==== Provided records

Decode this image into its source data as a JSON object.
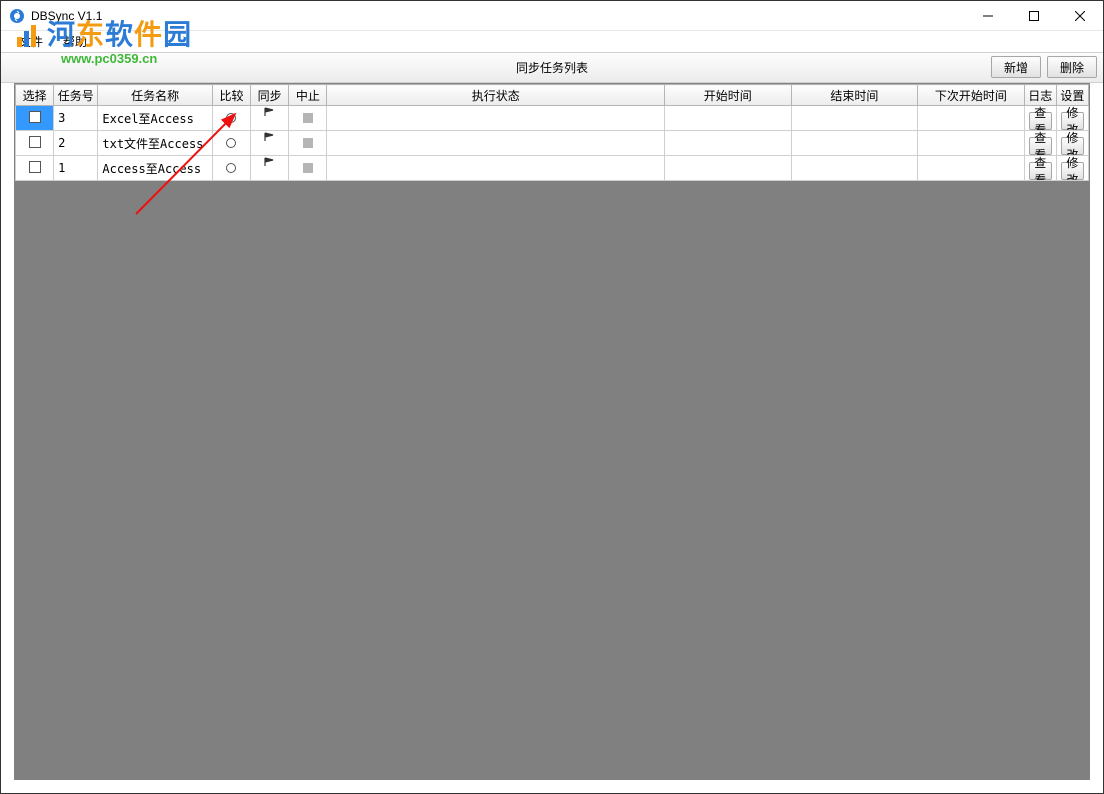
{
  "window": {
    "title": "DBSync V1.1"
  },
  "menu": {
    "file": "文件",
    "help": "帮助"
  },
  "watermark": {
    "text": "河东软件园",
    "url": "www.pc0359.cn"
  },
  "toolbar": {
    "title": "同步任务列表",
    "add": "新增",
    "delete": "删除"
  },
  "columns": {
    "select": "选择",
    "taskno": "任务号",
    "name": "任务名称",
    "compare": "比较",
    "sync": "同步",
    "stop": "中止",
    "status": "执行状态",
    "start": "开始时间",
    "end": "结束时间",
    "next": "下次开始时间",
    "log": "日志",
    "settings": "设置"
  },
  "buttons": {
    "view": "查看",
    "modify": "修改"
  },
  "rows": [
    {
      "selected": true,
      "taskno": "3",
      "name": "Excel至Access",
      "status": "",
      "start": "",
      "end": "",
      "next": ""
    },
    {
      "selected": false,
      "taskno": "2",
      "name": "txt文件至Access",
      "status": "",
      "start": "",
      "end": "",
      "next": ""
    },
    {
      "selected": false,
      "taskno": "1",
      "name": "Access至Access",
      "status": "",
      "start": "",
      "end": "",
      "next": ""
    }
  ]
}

========
==== Provided records

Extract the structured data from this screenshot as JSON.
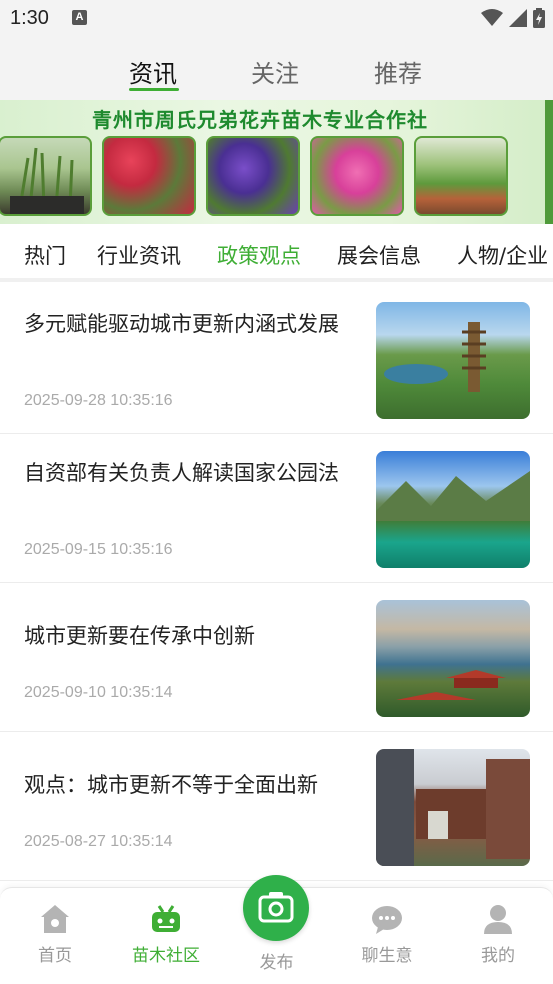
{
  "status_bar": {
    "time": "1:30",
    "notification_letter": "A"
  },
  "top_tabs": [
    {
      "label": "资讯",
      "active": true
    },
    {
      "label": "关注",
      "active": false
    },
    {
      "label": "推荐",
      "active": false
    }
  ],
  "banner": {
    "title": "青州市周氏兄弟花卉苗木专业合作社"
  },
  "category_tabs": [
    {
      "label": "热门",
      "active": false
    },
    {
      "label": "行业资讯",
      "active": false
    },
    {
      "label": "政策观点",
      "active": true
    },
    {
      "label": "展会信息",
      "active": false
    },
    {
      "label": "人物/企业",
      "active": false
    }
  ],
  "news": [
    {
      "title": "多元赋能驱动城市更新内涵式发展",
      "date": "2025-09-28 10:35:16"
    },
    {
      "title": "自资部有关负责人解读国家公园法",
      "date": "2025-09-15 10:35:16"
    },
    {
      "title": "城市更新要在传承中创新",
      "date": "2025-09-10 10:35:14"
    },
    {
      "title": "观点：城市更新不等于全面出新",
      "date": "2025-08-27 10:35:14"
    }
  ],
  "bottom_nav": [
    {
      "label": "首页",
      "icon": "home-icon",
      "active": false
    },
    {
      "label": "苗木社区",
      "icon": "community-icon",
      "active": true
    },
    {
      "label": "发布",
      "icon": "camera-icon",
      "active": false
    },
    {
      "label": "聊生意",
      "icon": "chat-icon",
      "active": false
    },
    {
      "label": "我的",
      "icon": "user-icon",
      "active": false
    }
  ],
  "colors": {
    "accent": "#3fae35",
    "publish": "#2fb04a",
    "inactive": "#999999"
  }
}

========
==== Provided records

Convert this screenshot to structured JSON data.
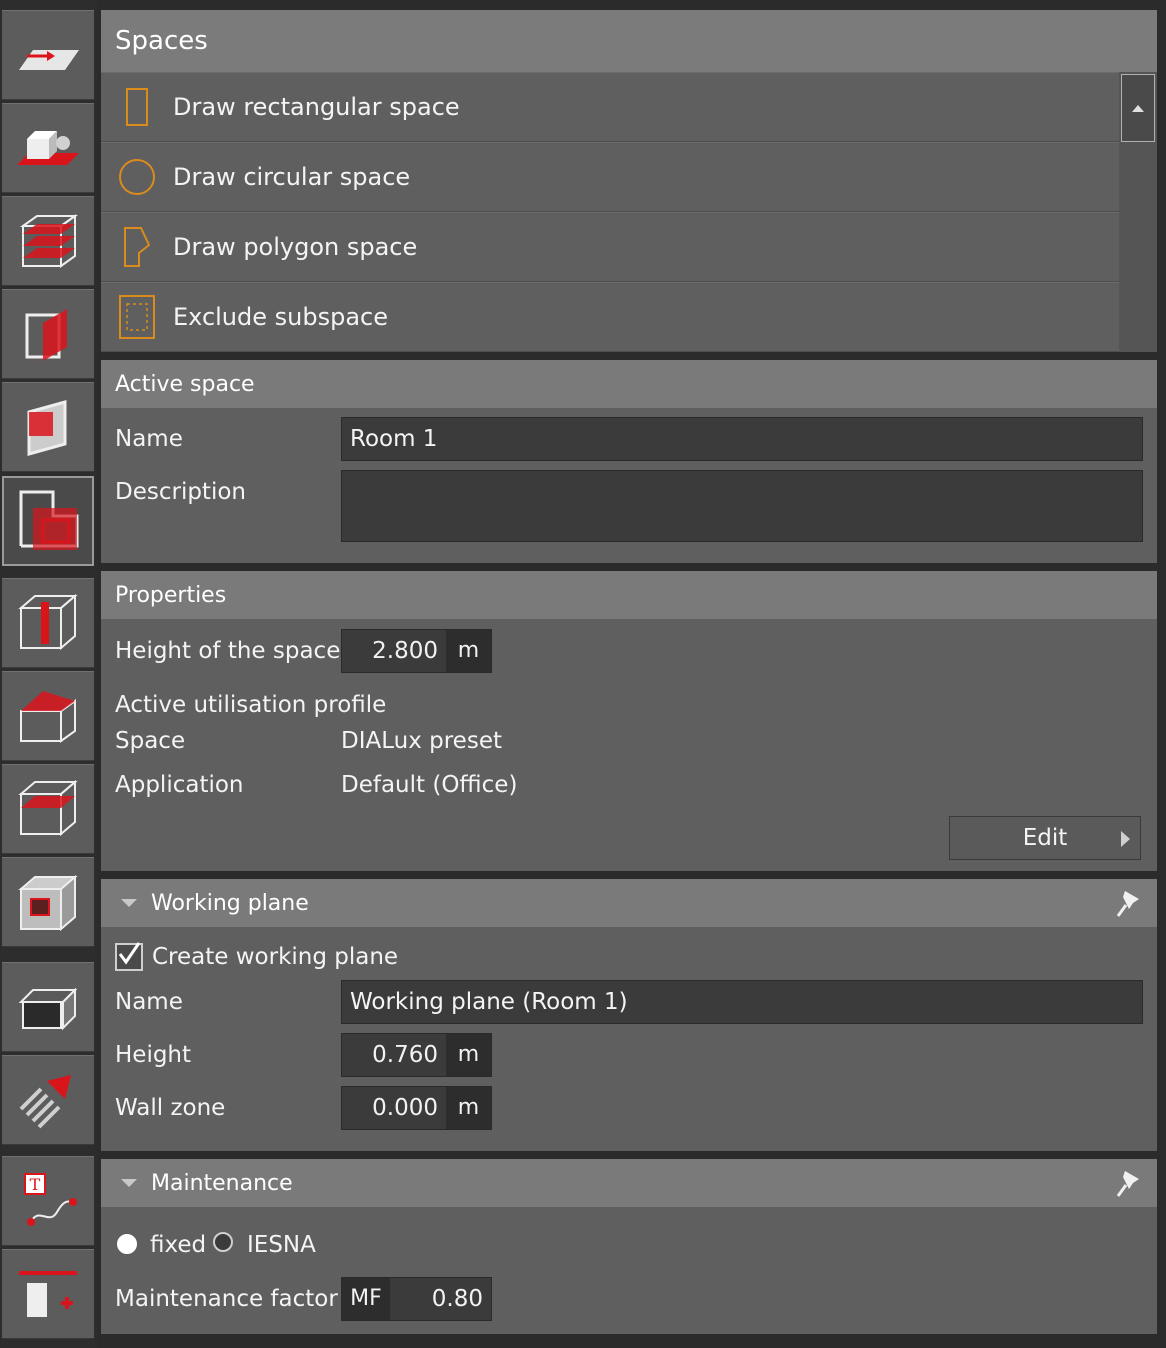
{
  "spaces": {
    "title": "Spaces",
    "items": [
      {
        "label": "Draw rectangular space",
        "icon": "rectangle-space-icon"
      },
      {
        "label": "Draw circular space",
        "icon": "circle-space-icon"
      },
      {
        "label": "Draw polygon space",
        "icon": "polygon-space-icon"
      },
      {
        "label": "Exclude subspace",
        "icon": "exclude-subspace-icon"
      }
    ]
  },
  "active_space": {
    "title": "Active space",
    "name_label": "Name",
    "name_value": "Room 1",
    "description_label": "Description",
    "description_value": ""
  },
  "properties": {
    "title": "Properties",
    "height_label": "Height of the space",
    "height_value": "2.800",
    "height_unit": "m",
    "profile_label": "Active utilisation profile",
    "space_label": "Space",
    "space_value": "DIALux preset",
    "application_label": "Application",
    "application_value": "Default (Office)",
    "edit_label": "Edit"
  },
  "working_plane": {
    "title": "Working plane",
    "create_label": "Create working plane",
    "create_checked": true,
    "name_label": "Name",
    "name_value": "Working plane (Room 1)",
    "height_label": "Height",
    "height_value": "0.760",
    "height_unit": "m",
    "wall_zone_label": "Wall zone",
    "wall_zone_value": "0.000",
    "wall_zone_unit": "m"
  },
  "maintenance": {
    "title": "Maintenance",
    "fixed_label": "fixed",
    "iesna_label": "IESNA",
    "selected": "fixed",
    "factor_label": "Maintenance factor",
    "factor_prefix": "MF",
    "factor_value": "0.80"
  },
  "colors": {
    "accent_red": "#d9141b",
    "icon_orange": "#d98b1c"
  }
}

========

From the entries above, extract every line where the word "data" appears.

§ **Written reply**
Decode this image into its source data as a JSON object.
Extract the structured data from this screenshot as JSON.
Convert this screenshot to structured JSON data.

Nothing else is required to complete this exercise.